TEXT EXCERPT ->
::::::::

Re: minimizing size (was Re: allocation of Georgian letters)

From: Eric Muller (
Date: Sat Feb 09 2008 - 19:46:17 CST

  • Next message: James Kass: "Publishing complex scripts (was Re: minimizing ...)"

    James Kass wrote:
    > PDF has long been touted as *the* way to safely send text with the
    > assurance that the recipients will be able to display that text exactly
    > as the author intended.

    Actually, it is "final form documents", not text.
    > Without any real knowledge of the PDF format and what happens when
    > converting a file to PDF, it appears to me that it is not text which is
    > being embedded. Rather, the process is embedding glyphs.

    Glyphs is the primary construct that is needed for "final form
    documents". Glyphs are mandatory in PDFs.

    When you see something like "(the car) Tj" in a PDF content stream, the
    "the car" piece is only accidentally looking like text (of course an
    intended accident, but an accident nevertheless).

::::::::

REQUIRED TASK A ->
Give the lines of the listing as a numbered list, from its first line through the line containing "logo-vca-text: VCA [670,468,734,498]", leaving out any blank lines.

Element and region listings:
::::::::

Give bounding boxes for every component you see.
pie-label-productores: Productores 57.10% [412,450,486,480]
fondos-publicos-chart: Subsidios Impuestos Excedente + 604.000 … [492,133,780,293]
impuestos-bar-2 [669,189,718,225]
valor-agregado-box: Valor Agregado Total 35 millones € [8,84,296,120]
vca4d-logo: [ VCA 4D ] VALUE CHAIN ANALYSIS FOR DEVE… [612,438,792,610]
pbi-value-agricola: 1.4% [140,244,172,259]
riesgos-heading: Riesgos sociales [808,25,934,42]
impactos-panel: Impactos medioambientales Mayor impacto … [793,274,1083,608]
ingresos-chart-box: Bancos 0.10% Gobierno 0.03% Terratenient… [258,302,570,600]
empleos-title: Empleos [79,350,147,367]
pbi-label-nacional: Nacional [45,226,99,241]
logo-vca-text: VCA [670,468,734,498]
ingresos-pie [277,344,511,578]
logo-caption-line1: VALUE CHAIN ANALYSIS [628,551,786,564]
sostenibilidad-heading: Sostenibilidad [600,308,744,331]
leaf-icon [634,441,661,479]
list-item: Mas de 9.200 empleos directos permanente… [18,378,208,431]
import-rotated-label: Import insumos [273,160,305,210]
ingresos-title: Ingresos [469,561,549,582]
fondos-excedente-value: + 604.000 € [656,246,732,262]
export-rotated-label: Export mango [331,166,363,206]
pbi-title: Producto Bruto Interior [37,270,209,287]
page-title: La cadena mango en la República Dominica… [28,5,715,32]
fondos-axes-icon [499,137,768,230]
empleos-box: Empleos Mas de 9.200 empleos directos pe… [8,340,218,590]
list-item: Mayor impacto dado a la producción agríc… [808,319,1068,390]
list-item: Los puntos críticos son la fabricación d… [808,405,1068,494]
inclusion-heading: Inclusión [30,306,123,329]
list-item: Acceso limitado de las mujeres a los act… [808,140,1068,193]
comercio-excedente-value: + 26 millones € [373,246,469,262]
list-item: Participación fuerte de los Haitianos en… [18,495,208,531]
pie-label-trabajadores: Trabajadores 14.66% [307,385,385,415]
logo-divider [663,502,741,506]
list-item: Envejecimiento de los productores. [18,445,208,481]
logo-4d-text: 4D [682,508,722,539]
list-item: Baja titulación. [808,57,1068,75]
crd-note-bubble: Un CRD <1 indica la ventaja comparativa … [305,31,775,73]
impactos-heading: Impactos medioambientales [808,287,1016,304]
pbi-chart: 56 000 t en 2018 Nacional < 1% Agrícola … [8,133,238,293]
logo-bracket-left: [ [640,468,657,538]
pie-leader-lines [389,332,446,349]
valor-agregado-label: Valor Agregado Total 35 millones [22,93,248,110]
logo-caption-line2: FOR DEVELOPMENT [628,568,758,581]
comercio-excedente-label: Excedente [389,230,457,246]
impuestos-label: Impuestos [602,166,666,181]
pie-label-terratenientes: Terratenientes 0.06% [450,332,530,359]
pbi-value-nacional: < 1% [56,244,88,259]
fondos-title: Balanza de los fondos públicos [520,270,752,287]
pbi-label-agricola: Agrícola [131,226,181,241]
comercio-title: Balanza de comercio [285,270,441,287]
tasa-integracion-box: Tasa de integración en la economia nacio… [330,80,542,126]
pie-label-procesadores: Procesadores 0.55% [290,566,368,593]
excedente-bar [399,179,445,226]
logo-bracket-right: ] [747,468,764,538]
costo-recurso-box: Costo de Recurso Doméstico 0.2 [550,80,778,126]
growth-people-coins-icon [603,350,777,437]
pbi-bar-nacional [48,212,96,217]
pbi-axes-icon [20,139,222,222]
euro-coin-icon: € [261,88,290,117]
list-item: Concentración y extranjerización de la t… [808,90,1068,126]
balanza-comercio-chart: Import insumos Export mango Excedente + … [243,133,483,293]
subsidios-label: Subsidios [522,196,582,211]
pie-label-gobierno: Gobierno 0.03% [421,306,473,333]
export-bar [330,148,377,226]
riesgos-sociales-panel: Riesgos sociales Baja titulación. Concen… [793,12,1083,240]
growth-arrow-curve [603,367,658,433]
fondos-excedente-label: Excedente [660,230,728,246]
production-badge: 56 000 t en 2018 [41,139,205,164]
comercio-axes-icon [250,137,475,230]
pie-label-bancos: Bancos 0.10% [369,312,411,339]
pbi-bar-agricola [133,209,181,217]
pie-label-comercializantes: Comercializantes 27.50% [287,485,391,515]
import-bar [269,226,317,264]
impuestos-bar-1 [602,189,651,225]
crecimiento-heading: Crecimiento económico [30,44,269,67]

::::::::

REQUIRED TASK B ->
Write out the passage of the PDF discussion word for word, starting with "Actually, it is" and going on through "is embedding glyphs.".

WRITTEN RESPONSE A ->
1. Give bounding boxes for every component you see.
2. pie-label-productores: Productores 57.10% [412,450,486,480]
3. fondos-publicos-chart: Subsidios Impuestos Excedente + 604.000 … [492,133,780,293]
4. impuestos-bar-2 [669,189,718,225]
5. valor-agregado-box: Valor Agregado Total 35 millones € [8,84,296,120]
6. vca4d-logo: [ VCA 4D ] VALUE CHAIN ANALYSIS FOR DEVE… [612,438,792,610]
7. pbi-value-agricola: 1.4% [140,244,172,259]
8. riesgos-heading: Riesgos sociales [808,25,934,42]
9. impactos-panel: Impactos medioambientales Mayor impacto … [793,274,1083,608]
10. ingresos-chart-box: Bancos 0.10% Gobierno 0.03% Terratenient… [258,302,570,600]
11. empleos-title: Empleos [79,350,147,367]
12. pbi-label-nacional: Nacional [45,226,99,241]
13. logo-vca-text: VCA [670,468,734,498]

WRITTEN RESPONSE B ->
Actually, it is "final form documents", not text.
    > Without any real knowledge of the PDF format and what happens when
    > converting a file to PDF, it appears to me that it is not text which is
    > being embedded. Rather, the process is embedding glyphs.